=== Problem to solve ===
Determine how many lines include the word "savoir", then give that number and nothing more.

=== Entries provided ===
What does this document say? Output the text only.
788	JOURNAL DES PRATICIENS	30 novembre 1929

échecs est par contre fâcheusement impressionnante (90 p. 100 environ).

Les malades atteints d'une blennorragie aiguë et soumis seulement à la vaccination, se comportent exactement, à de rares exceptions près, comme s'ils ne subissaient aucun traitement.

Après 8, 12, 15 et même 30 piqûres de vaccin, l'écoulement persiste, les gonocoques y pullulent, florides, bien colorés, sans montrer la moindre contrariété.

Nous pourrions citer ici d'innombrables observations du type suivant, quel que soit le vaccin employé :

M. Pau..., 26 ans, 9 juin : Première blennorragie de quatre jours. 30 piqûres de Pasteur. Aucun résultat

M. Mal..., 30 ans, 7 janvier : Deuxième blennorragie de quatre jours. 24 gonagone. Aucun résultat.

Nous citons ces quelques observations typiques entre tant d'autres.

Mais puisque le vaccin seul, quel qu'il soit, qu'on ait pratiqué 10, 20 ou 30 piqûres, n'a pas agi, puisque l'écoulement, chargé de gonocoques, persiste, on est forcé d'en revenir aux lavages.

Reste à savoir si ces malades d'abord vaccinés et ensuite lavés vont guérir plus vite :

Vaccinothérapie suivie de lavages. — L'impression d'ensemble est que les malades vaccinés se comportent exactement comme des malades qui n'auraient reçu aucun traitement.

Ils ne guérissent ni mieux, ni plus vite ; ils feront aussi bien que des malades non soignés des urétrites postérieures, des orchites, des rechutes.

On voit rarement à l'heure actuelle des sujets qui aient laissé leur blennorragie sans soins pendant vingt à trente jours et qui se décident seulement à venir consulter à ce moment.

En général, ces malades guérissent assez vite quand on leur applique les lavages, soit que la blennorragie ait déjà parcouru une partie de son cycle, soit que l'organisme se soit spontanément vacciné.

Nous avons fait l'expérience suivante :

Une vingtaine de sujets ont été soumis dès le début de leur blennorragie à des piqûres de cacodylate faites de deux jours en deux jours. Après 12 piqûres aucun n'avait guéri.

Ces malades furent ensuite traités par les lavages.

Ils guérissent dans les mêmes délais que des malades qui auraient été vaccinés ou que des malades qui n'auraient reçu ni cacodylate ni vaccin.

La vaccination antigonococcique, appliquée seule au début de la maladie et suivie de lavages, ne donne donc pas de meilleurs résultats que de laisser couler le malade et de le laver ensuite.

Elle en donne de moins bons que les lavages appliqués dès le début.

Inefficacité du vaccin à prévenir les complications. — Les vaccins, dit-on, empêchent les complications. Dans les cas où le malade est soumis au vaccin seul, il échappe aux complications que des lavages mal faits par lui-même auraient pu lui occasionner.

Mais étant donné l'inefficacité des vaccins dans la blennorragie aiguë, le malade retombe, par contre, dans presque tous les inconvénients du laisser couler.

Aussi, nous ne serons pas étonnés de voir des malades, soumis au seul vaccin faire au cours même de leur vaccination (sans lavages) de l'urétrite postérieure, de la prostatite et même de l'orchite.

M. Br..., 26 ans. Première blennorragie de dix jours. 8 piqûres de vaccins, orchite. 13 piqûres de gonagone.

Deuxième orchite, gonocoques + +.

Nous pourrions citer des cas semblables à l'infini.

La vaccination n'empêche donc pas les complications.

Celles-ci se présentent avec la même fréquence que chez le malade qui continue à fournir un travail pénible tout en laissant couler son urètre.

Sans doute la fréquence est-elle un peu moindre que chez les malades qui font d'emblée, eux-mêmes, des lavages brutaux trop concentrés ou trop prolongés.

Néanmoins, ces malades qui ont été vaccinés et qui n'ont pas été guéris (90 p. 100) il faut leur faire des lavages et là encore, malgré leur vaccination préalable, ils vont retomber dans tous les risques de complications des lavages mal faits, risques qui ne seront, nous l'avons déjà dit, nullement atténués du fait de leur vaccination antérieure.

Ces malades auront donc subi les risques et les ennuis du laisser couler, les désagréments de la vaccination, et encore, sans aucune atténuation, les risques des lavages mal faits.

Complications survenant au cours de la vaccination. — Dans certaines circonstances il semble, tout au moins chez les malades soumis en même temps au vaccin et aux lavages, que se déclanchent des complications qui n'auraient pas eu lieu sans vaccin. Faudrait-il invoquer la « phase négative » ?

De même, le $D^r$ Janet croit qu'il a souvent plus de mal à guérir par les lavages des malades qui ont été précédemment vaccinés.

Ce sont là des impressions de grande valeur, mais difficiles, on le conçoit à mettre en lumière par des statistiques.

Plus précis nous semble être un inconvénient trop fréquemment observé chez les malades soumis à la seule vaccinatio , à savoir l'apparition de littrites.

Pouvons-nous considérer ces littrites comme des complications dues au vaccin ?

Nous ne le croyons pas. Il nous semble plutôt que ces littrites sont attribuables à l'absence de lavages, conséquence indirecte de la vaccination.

=== Response ===
2